## [Texto fornecido]
---+---
A ZEE, nos termos da CDM, abrange o mar, o respetivo leito e o seu subsolo e a camada aérea sobrejacente numa faixa adjacente ao mar territorial que não se estenderá além de 200 milhas marítimas das linhas de base a partir das quais se mede a largura do mar territorial.

Os poderes do Estado costeiro na sua ZEE analisam-se fundamentalmente em direitos de soberania para fins de exploração e aproveitamento, conservação e gestão dos recursos naturais e no que se refere a outras atividades com vista à exploração e aproveitamento da zona para fins económicos e em jurisdição referente à colocação e utilização de ilhas artificiais, instalações e estruturas, à investigação científica marinha e à proteção e preservação do meio marinho. O alcance sistemático desta distinção parece residir na amplitude dos poderes reconhecidos ao Estado costeiro: no caso dos direitos de soberania, este goza de uma competência exclusiva e sem mais restrições do que aquelas expressamente previstas; no tocante à jurisdição, verifica-se a remissão para regimes especiais em que a competência do Estado costeiro só existe nos precisos termos em que esteja prevista.
---+---
## [Tarefas propostas]
**1)** Copie sem alterações o trecho do texto sobre a zona económica exclusiva, desde "Os poderes do" até "que esteja prevista.", inclusive.
**2)** Repita sem alterações as linhas dos dados de entrada, desde o início até à linha que contém "List every element", incluindo essa linha. Deixe as imagens de fora da resposta.
O texto e as linhas não têm qualquer relação entre si.
---+---
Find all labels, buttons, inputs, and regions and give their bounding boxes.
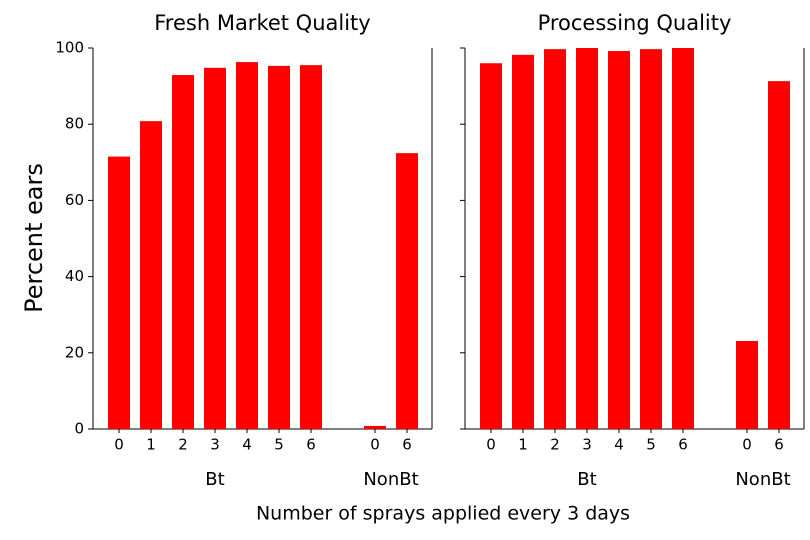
x-tick-label: 0 [114,436,124,454]
y-tick-label: 80 [65,115,84,133]
x-tick-label: 0 [370,436,380,454]
x-tick-label: 6 [402,436,412,454]
bar [300,65,322,430]
group-label: NonBt [735,469,790,490]
chart-title: Processing Quality [538,11,732,35]
x-tick-label: 2 [178,436,188,454]
x-tick-label: 2 [550,436,560,454]
x-tick-label: 6 [306,436,316,454]
x-tick-label: 0 [742,436,752,454]
bar [672,48,694,429]
group-label: NonBt [363,469,418,490]
x-tick-label: 0 [486,436,496,454]
x-tick-label: 5 [274,436,284,454]
bar [544,49,566,429]
bar [768,81,790,429]
y-tick-label: 20 [65,343,84,361]
chart-title: Fresh Market Quality [154,11,370,35]
bar [108,156,130,429]
group-label: Bt [205,469,224,490]
x-tick-label: 4 [242,436,252,454]
bar [608,51,630,429]
y-tick-label: 40 [65,267,84,285]
x-tick-label: 4 [614,436,624,454]
bar [268,65,290,430]
bar [640,49,662,429]
y-axis-label: Percent ears [20,163,48,313]
bar [172,75,194,430]
x-tick-label: 6 [774,436,784,454]
group-label: Bt [577,469,596,490]
bar [736,340,758,429]
bar [480,63,502,430]
bar [396,153,418,429]
bar [364,425,386,429]
x-tick-label: 3 [582,436,592,454]
x-axis-label: Number of sprays applied every 3 days [256,503,630,525]
y-tick-label: 100 [55,39,84,57]
y-tick-label: 60 [65,191,84,209]
bar [512,54,534,429]
x-tick-label: 6 [678,436,688,454]
x-tick-label: 1 [518,436,528,454]
bar [140,121,162,429]
x-tick-label: 5 [646,436,656,454]
y-tick-label: 0 [74,420,84,438]
bar [576,48,598,429]
bar [204,67,226,429]
x-tick-label: 1 [146,436,156,454]
bar [236,62,258,430]
x-tick-label: 3 [210,436,220,454]
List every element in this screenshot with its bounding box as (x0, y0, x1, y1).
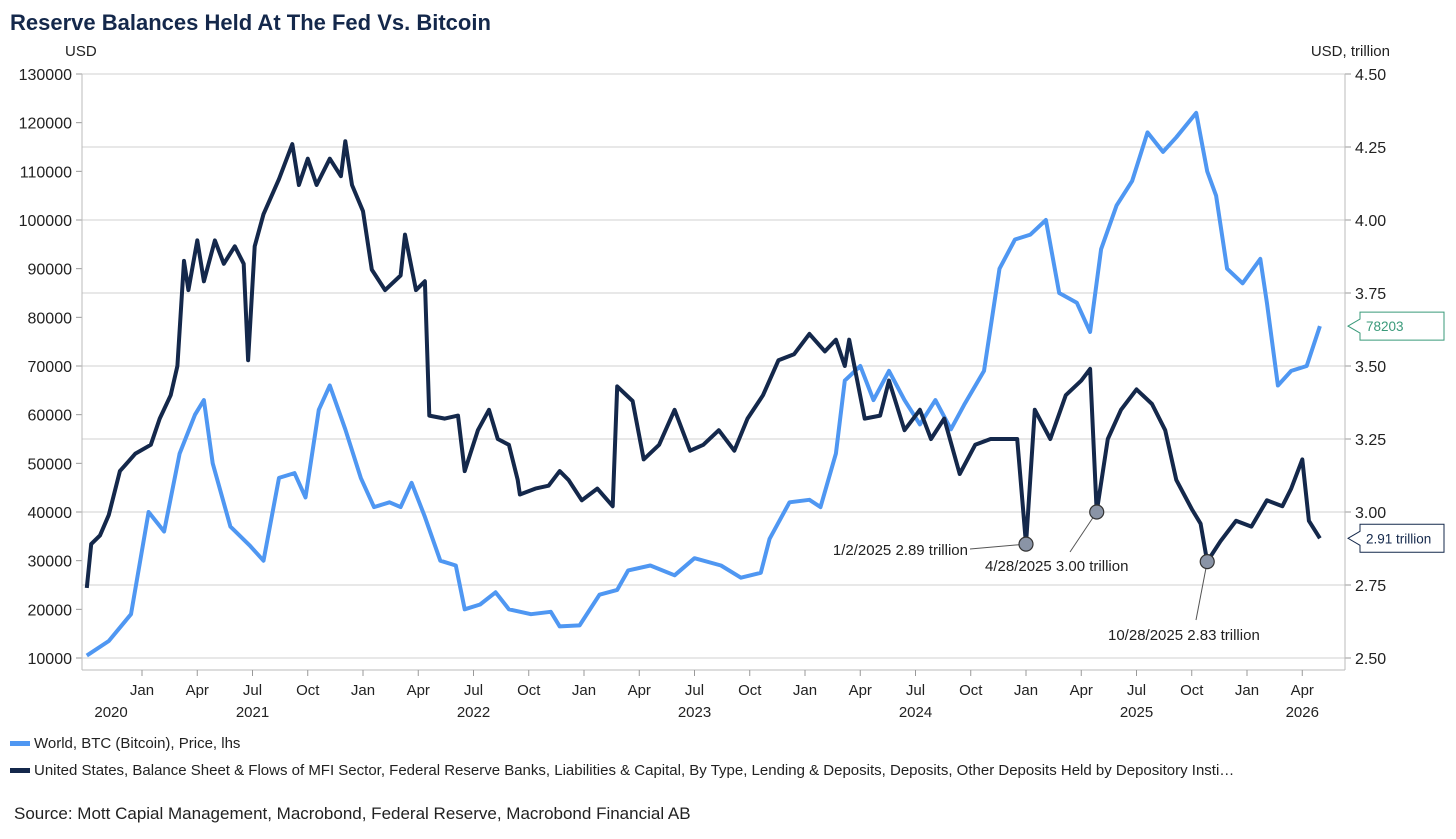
left-tick-label: 30000 (28, 554, 73, 571)
value-callout-box (1347, 523, 1445, 553)
x-tick-label: Jan (793, 682, 817, 699)
annotation-marker (1018, 536, 1034, 552)
annotation: 10/28/2025 2.83 trillion (1108, 554, 1260, 644)
left-tick-label: 90000 (28, 262, 73, 279)
left-tick-label: 70000 (28, 359, 73, 376)
x-tick-label: Apr (407, 682, 430, 699)
legend-item-btc: World, BTC (Bitcoin), Price, lhs (10, 735, 240, 752)
x-tick-label: Oct (1180, 682, 1204, 699)
annotation-marker (1199, 554, 1215, 570)
x-year-label: 2024 (899, 704, 932, 721)
left-tick-label: 60000 (28, 408, 73, 425)
x-tick-label: Apr (1291, 682, 1314, 699)
annotation-leader (969, 543, 1027, 550)
right-tick-label: 2.75 (1355, 578, 1386, 595)
right-axis-label: USD, trillion (1311, 43, 1390, 60)
x-year-label: 2023 (678, 704, 711, 721)
x-tick-label: Oct (296, 682, 320, 699)
btc-last-value-label: 78203 (1347, 311, 1445, 341)
annotation-label: 1/2/2025 2.89 trillion (833, 542, 968, 559)
annotation-label: 10/28/2025 2.83 trillion (1108, 627, 1260, 644)
x-tick-label: Jan (130, 682, 154, 699)
value-callout-text: 78203 (1366, 319, 1404, 334)
left-tick-label: 20000 (28, 602, 73, 619)
x-tick-label: Jul (1127, 682, 1146, 699)
right-tick-label: 4.25 (1355, 140, 1386, 157)
x-year-label: 2021 (236, 704, 269, 721)
annotation-marker (1089, 504, 1105, 520)
x-tick-label: Apr (186, 682, 209, 699)
right-tick-label: 3.75 (1355, 286, 1386, 303)
annotation-label: 4/28/2025 3.00 trillion (985, 558, 1128, 575)
x-tick-label: Jul (464, 682, 483, 699)
x-tick-label: Oct (738, 682, 762, 699)
left-tick-label: 110000 (20, 164, 72, 181)
right-tick-label: 3.25 (1355, 432, 1386, 449)
left-tick-label: 40000 (28, 505, 73, 522)
right-tick-label: 2.50 (1355, 651, 1386, 668)
legend-swatch-reserves (10, 768, 30, 773)
right-tick-label: 4.50 (1355, 67, 1386, 84)
annotation-leader (1195, 561, 1208, 621)
btc-price-line (85, 110, 1322, 658)
x-tick-label: Oct (959, 682, 983, 699)
value-callout-text: 2.91 trillion (1366, 531, 1431, 546)
x-year-label: 2025 (1120, 704, 1153, 721)
right-tick-label: 4.00 (1355, 213, 1386, 230)
legend-label-reserves: United States, Balance Sheet & Flows of … (34, 762, 1235, 779)
x-tick-label: Jan (1235, 682, 1259, 699)
x-tick-label: Jul (906, 682, 925, 699)
x-tick-label: Jan (572, 682, 596, 699)
right-tick-label: 3.00 (1355, 505, 1386, 522)
source-note: Source: Mott Capial Management, Macrobon… (14, 804, 691, 823)
annotation-leader (1069, 511, 1098, 553)
left-axis-label: USD (65, 43, 97, 60)
chart-title: Reserve Balances Held At The Fed Vs. Bit… (10, 10, 491, 35)
left-tick-label: 50000 (28, 456, 73, 473)
legend-label-btc: World, BTC (Bitcoin), Price, lhs (34, 735, 241, 752)
legend-item-reserves: United States, Balance Sheet & Flows of … (10, 762, 1234, 779)
x-tick-label: Jul (685, 682, 704, 699)
x-tick-label: Oct (517, 682, 541, 699)
right-tick-label: 3.50 (1355, 359, 1386, 376)
x-tick-label: Apr (628, 682, 651, 699)
value-callout-box (1347, 311, 1445, 341)
left-tick-label: 120000 (19, 116, 72, 133)
x-tick-label: Jul (243, 682, 262, 699)
annotation: 1/2/2025 2.89 trillion (833, 536, 1034, 559)
left-tick-label: 100000 (19, 213, 72, 230)
x-year-label: 2026 (1286, 704, 1319, 721)
legend-swatch-btc (10, 741, 30, 746)
left-tick-label: 130000 (19, 67, 72, 84)
fed-reserves-line (84, 139, 1322, 589)
x-tick-label: Apr (849, 682, 872, 699)
left-tick-label: 10000 (28, 651, 73, 668)
reserves-last-value-label: 2.91 trillion (1347, 523, 1445, 553)
x-year-label: 2020 (94, 704, 127, 721)
x-year-label: 2022 (457, 704, 490, 721)
annotation: 4/28/2025 3.00 trillion (985, 504, 1128, 575)
x-tick-label: Jan (1014, 682, 1038, 699)
x-tick-label: Jan (351, 682, 375, 699)
left-tick-label: 80000 (28, 310, 73, 327)
x-tick-label: Apr (1070, 682, 1093, 699)
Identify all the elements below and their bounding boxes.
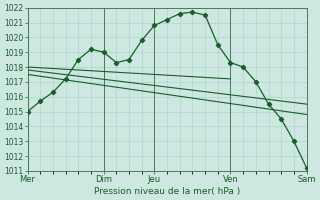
X-axis label: Pression niveau de la mer( hPa ): Pression niveau de la mer( hPa ) [94, 187, 240, 196]
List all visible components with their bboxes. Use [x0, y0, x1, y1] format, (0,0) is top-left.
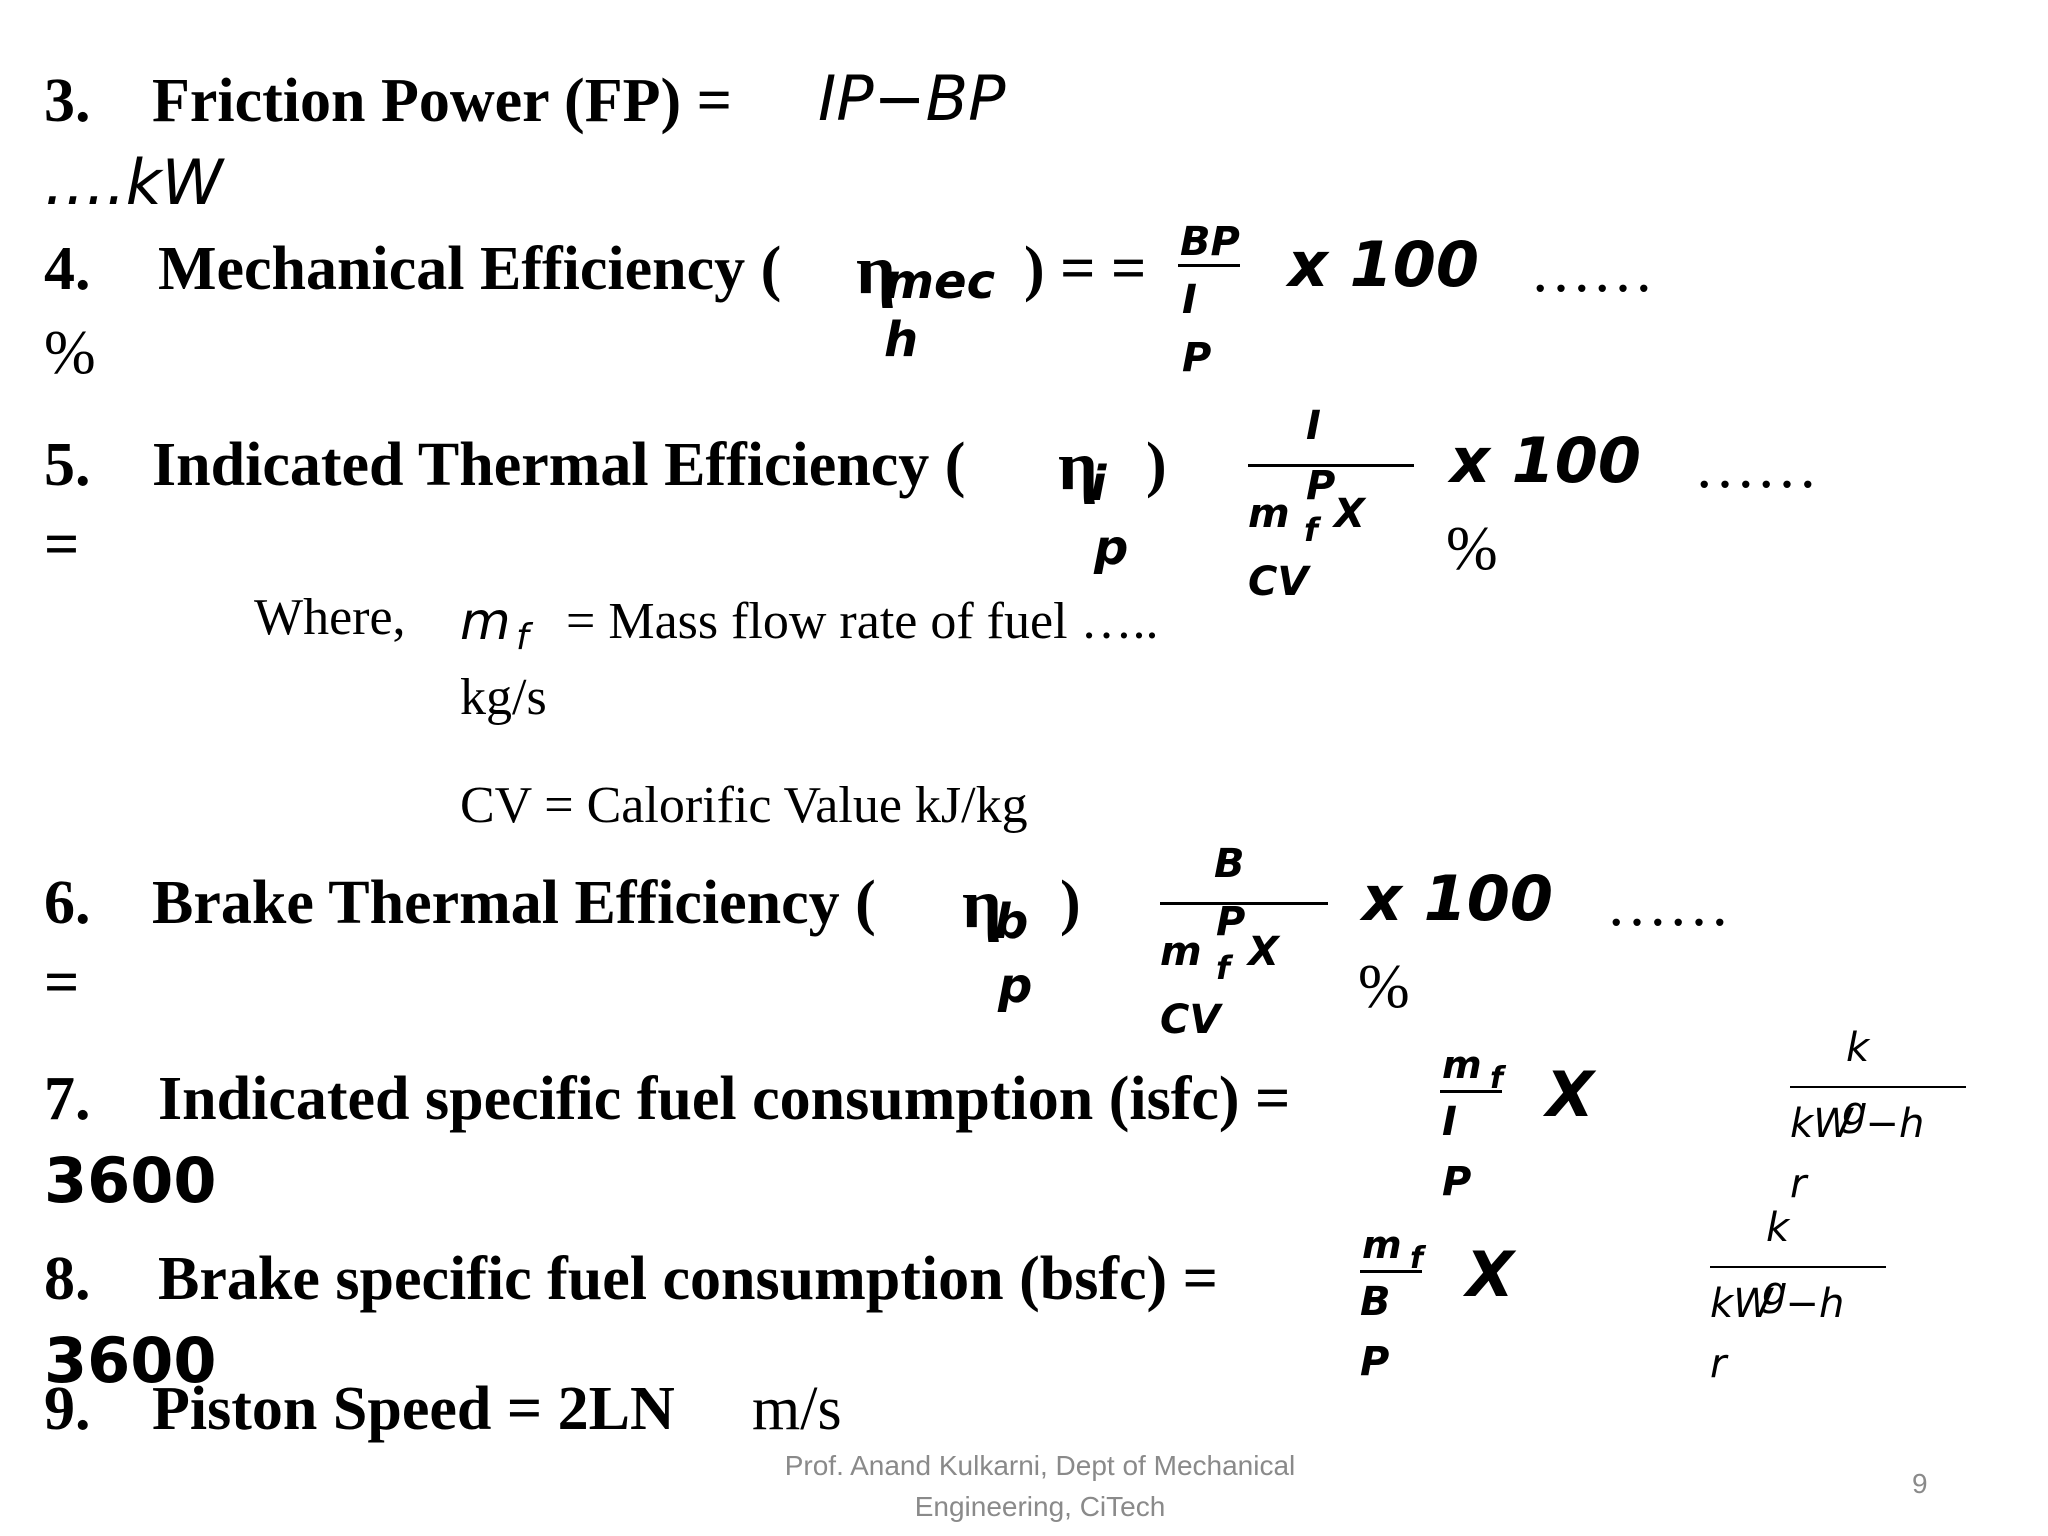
item-6-dots: ……: [1606, 871, 1730, 939]
item-4-close: ) = =: [1024, 235, 1147, 303]
footer-author: Prof. Anand Kulkarni, Dept of Mechanical…: [700, 1446, 1380, 1527]
it-fraction-denominator-cv: CV: [1248, 559, 1309, 605]
isfc-unit-numerator: k: [1846, 1025, 1870, 1071]
isfc-times: X: [1546, 1058, 1594, 1131]
item-7-label: Indicated specific fuel consumption (isf…: [158, 1065, 1291, 1133]
item-9-unit: m/s: [752, 1375, 842, 1443]
eta-mech-subscript-line2: h: [884, 312, 919, 368]
item-5-label: Indicated Thermal Efficiency (: [152, 431, 966, 499]
mf-definition: = Mass flow rate of fuel …..: [566, 593, 1159, 650]
item-5-times-100: x 100: [1450, 424, 1641, 497]
item-6-number: 6.: [44, 869, 91, 937]
isfc-unit-denominator: kW −h: [1790, 1101, 1925, 1147]
item-6-label: Brake Thermal Efficiency (: [152, 869, 876, 937]
it-fraction-numerator-line2: P: [1306, 463, 1336, 509]
page-number: 9: [1912, 1468, 1928, 1499]
isfc-fraction-numerator-mf-sub: f: [1490, 1061, 1504, 1096]
bt-fraction-numerator-line2: P: [1216, 899, 1246, 945]
bsfc-fraction-denominator-line1: B: [1360, 1279, 1391, 1325]
bsfc-unit-numerator: k: [1766, 1205, 1790, 1251]
mech-fraction-bar: [1178, 264, 1240, 267]
eta-mech-subscript-line1: mec: [884, 254, 996, 310]
item-6-unit: %: [1358, 953, 1410, 1021]
isfc-unit-bar: [1790, 1086, 1966, 1088]
mech-fraction-denominator-line1: I: [1182, 277, 1197, 323]
bsfc-unit-r: r: [1710, 1341, 1727, 1387]
item-6-equals: =: [44, 949, 80, 1017]
eta-indicated-thermal-symbol: η: [1058, 428, 1098, 505]
bt-fraction-denominator-mf-sub: f: [1216, 949, 1230, 987]
item-5-number: 5.: [44, 431, 91, 499]
item-8-number: 8.: [44, 1245, 91, 1313]
item-4-dots: ……: [1530, 237, 1654, 305]
item-3-unit: ….kW: [44, 146, 223, 219]
item-8-label: Brake specific fuel consumption (bsfc) =: [158, 1245, 1218, 1313]
isfc-unit-g: g: [1842, 1089, 1868, 1135]
item-3-label: Friction Power (FP) =: [152, 67, 732, 135]
footer-author-line2: Engineering, CiTech: [914, 1490, 1166, 1522]
item-5-close: ): [1146, 431, 1167, 499]
bsfc-fraction-numerator-mf-sub: f: [1410, 1241, 1424, 1276]
item-4-unit: %: [44, 319, 96, 387]
mf-subscript: f: [516, 617, 529, 658]
isfc-fraction-denominator-line1: I: [1442, 1099, 1457, 1145]
item-9-label: Piston Speed = 2LN: [152, 1375, 675, 1443]
it-fraction-denominator-x: X: [1334, 491, 1365, 537]
where-label: Where,: [254, 589, 406, 646]
item-5-equals: =: [44, 511, 80, 579]
bsfc-unit-g: g: [1762, 1269, 1788, 1315]
bsfc-fraction-denominator-line2: P: [1360, 1339, 1390, 1385]
it-fraction-denominator-mf-sub: f: [1304, 511, 1318, 549]
item-3-expression: IP−BP: [818, 62, 1006, 135]
bt-fraction-denominator-x: X: [1248, 929, 1279, 975]
item-6-times-100: x 100: [1362, 862, 1553, 935]
bsfc-value-3600: 3600: [44, 1324, 217, 1397]
bsfc-times: X: [1466, 1238, 1514, 1311]
isfc-fraction-numerator-mf: m: [1442, 1043, 1482, 1087]
item-9-number: 9.: [44, 1375, 91, 1443]
isfc-fraction-bar: [1440, 1090, 1502, 1093]
item-4-label: Mechanical Efficiency (: [158, 235, 782, 303]
bt-fraction-denominator-mf: m: [1160, 929, 1202, 975]
bt-fraction-bar: [1160, 902, 1328, 905]
bsfc-fraction-numerator-mf: m: [1362, 1223, 1402, 1267]
mech-fraction-denominator-line2: P: [1182, 335, 1212, 381]
eta-bt-subscript-line1: b: [994, 894, 1029, 950]
item-6-close: ): [1060, 869, 1081, 937]
eta-brake-thermal-symbol: η: [962, 866, 1002, 943]
eta-mech-symbol: η: [856, 232, 896, 309]
bsfc-unit-denominator: kW −h: [1710, 1281, 1845, 1327]
bsfc-fraction-bar: [1360, 1270, 1422, 1273]
mf-symbol: m: [460, 592, 511, 652]
item-4-number: 4.: [44, 235, 91, 303]
isfc-value-3600: 3600: [44, 1144, 217, 1217]
isfc-unit-r: r: [1790, 1161, 1807, 1207]
item-5-unit: %: [1446, 515, 1498, 583]
it-fraction-numerator-line1: I: [1306, 403, 1321, 449]
item-5-dots: ……: [1694, 433, 1818, 501]
mech-fraction-numerator: BP: [1180, 219, 1240, 265]
item-7-number: 7.: [44, 1065, 91, 1133]
cv-definition: CV = Calorific Value kJ/kg: [460, 777, 1028, 834]
eta-it-subscript-line1: i: [1090, 456, 1107, 512]
it-fraction-denominator-mf: m: [1248, 491, 1290, 537]
bsfc-unit-bar: [1710, 1266, 1886, 1268]
eta-bt-subscript-line2: p: [998, 958, 1033, 1014]
eta-it-subscript-line2: p: [1094, 520, 1129, 576]
it-fraction-bar: [1248, 464, 1414, 467]
item-4-times-100: x 100: [1288, 228, 1479, 301]
footer-author-line1: Prof. Anand Kulkarni, Dept of Mechanical: [784, 1450, 1296, 1481]
item-3-number: 3.: [44, 67, 91, 135]
mf-unit: kg/s: [460, 669, 547, 726]
isfc-fraction-denominator-line2: P: [1442, 1159, 1472, 1205]
bt-fraction-denominator-cv: CV: [1160, 997, 1221, 1043]
bt-fraction-numerator-line1: B: [1214, 841, 1245, 887]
---+---
## [Respostas por ordem]
**1)**
Os poderes do Estado costeiro na sua ZEE analisam-se fundamentalmente em direitos de soberania para fins de exploração e aproveitamento, conservação e gestão dos recursos naturais e no que se refere a outras atividades com vista à exploração e aproveitamento da zona para fins económicos e em jurisdição referente à colocação e utilização de ilhas artificiais, instalações e estruturas, à investigação científica marinha e à proteção e preservação do meio marinho. O alcance sistemático desta distinção parece residir na amplitude dos poderes reconhecidos ao Estado costeiro: no caso dos direitos de soberania, este goza de uma competência exclusiva e sem mais restrições do que aquelas expressamente previstas; no tocante à jurisdição, verifica-se a remissão para regimes especiais em que a competência do Estado costeiro só existe nos precisos termos em que esteja prevista.

**2)**
Find all labels, buttons, inputs, and regions and give their bounding boxes.
x-tick-label: 0 [114,436,124,454]
y-tick-label: 80 [65,115,84,133]
x-tick-label: 0 [370,436,380,454]
x-tick-label: 6 [402,436,412,454]
bar [300,65,322,430]
group-label: NonBt [735,469,790,490]
chart-title: Processing Quality [538,11,732,35]
x-tick-label: 2 [178,436,188,454]
x-tick-label: 2 [550,436,560,454]
x-tick-label: 6 [306,436,316,454]
x-tick-label: 0 [742,436,752,454]
bar [672,48,694,429]
group-label: NonBt [363,469,418,490]
x-tick-label: 0 [486,436,496,454]
x-tick-label: 5 [274,436,284,454]
bar [544,49,566,429]
bar [768,81,790,429]
y-tick-label: 20 [65,343,84,361]
chart-title: Fresh Market Quality [154,11,370,35]
bar [108,156,130,429]
group-label: Bt [205,469,224,490]
x-tick-label: 4 [242,436,252,454]
bar [608,51,630,429]
y-tick-label: 40 [65,267,84,285]
x-tick-label: 4 [614,436,624,454]
bar [268,65,290,430]
bar [640,49,662,429]
y-axis-label: Percent ears [20,163,48,313]
bar [172,75,194,430]
x-tick-label: 6 [774,436,784,454]
group-label: Bt [577,469,596,490]
bar [736,340,758,429]
bar [480,63,502,430]
bar [396,153,418,429]
bar [364,425,386,429]
x-tick-label: 3 [582,436,592,454]
x-axis-label: Number of sprays applied every 3 days [256,503,630,525]
y-tick-label: 100 [55,39,84,57]
y-tick-label: 60 [65,191,84,209]
bar [512,54,534,429]
x-tick-label: 6 [678,436,688,454]
x-tick-label: 1 [518,436,528,454]
bar [140,121,162,429]
x-tick-label: 5 [646,436,656,454]
y-tick-label: 0 [74,420,84,438]
bar [576,48,598,429]
bar [204,67,226,429]
x-tick-label: 1 [146,436,156,454]
bar [236,62,258,430]
x-tick-label: 3 [210,436,220,454]
List every element in this screenshot with its bounding box as (x0, y0, x1, y1).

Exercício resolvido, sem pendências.